▶ Given exercise
Every line that holds "screenshot" should be shown.

Begin Data provided

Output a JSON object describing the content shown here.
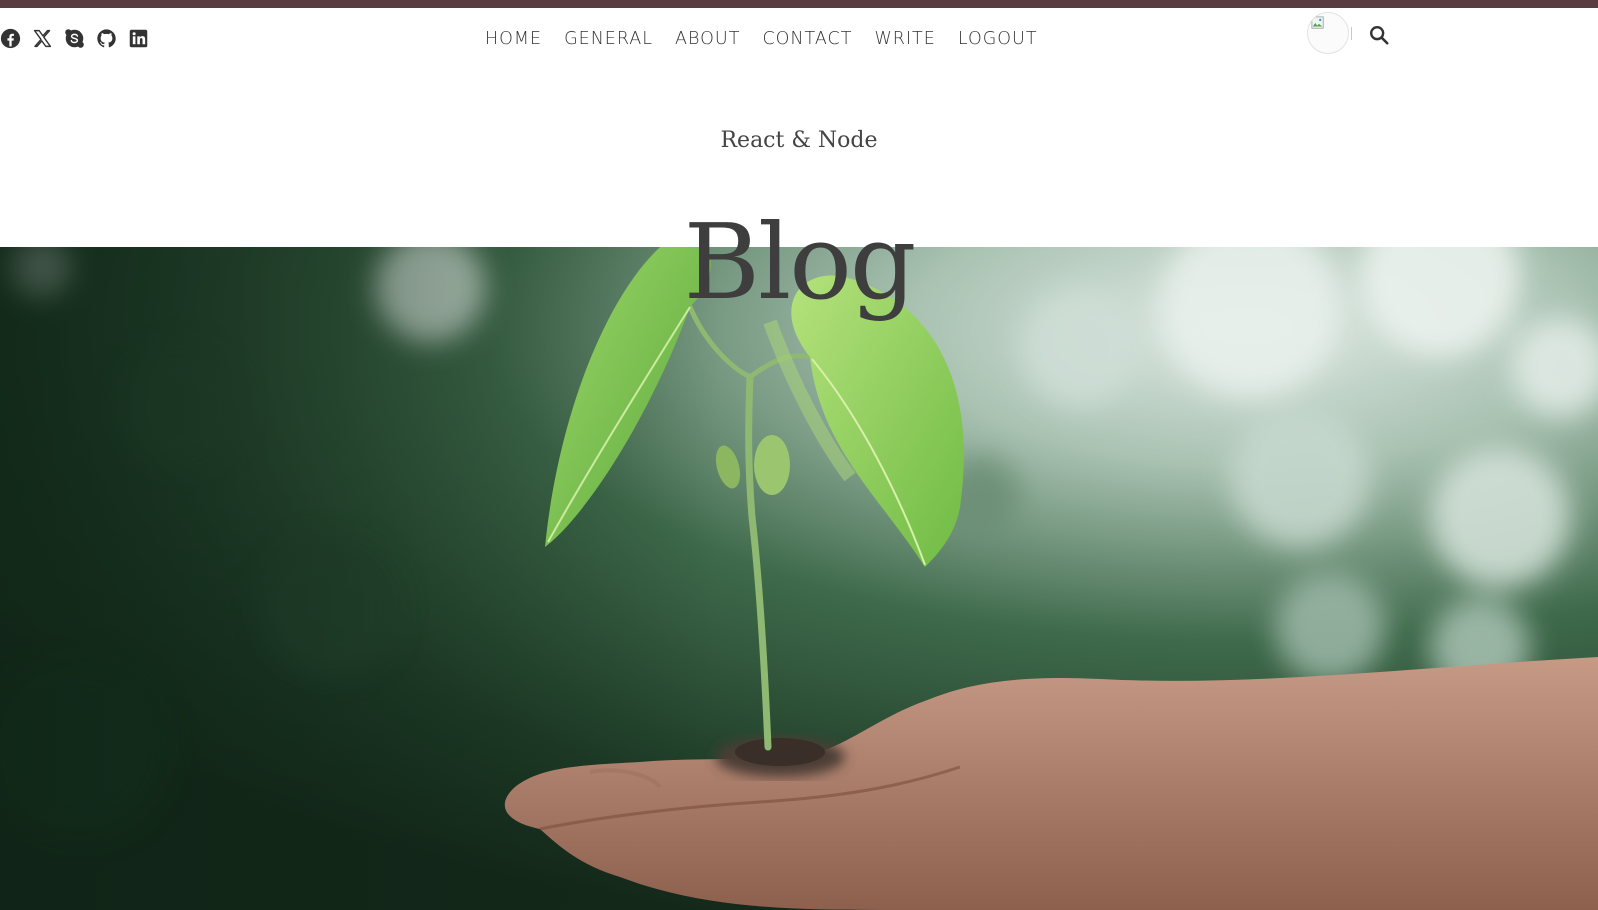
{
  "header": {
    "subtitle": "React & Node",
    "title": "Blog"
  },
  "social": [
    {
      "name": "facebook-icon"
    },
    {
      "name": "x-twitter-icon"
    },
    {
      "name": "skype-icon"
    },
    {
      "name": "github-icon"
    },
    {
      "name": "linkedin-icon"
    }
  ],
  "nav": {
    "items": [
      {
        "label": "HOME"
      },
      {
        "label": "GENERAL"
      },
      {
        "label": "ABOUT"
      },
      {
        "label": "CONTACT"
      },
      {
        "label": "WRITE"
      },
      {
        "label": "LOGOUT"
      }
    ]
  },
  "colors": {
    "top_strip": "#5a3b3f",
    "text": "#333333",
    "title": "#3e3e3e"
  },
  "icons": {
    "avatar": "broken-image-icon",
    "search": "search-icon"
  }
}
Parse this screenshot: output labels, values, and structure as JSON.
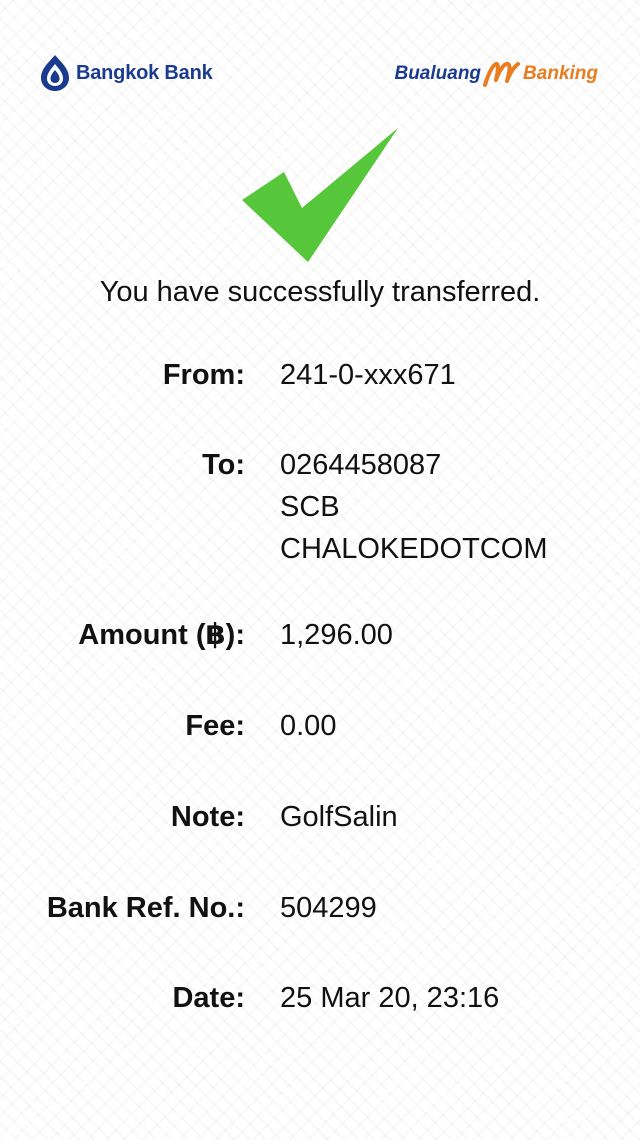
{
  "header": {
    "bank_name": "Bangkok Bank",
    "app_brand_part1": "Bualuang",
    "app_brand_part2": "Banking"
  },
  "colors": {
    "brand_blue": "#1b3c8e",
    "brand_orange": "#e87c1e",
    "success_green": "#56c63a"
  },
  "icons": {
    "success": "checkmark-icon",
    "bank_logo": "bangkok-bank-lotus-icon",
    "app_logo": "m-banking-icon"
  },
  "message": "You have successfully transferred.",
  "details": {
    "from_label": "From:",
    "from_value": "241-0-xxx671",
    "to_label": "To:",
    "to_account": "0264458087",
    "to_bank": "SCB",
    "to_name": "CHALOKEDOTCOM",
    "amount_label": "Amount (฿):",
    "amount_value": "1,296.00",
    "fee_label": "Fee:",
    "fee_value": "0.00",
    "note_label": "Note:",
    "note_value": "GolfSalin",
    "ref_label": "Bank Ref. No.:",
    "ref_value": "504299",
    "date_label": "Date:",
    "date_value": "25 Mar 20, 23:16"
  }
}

End Data provided
Begin Data provided

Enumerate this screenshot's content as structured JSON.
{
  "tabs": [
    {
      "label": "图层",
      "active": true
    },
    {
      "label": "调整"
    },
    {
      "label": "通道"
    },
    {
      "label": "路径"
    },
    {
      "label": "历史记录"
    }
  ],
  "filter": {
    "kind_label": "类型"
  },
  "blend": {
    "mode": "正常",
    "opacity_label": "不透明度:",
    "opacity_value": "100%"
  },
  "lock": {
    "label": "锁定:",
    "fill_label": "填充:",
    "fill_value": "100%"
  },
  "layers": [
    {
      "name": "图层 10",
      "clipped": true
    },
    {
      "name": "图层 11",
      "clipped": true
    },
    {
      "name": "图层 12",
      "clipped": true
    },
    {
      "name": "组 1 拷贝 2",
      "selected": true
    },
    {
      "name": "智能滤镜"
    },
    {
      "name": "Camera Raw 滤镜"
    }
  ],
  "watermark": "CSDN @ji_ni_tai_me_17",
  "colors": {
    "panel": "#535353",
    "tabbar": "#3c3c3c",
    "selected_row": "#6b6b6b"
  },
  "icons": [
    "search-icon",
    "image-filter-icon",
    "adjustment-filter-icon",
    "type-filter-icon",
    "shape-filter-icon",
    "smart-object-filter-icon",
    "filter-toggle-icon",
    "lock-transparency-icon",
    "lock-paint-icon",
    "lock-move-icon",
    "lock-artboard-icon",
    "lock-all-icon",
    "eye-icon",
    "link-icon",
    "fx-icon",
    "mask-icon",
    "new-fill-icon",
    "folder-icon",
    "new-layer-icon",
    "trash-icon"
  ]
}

End Data provided

▶ Solution to this exercise
Parse this screenshot: output labels, values, and structure as JSON.
Enumerate this screenshot's content as structured JSON.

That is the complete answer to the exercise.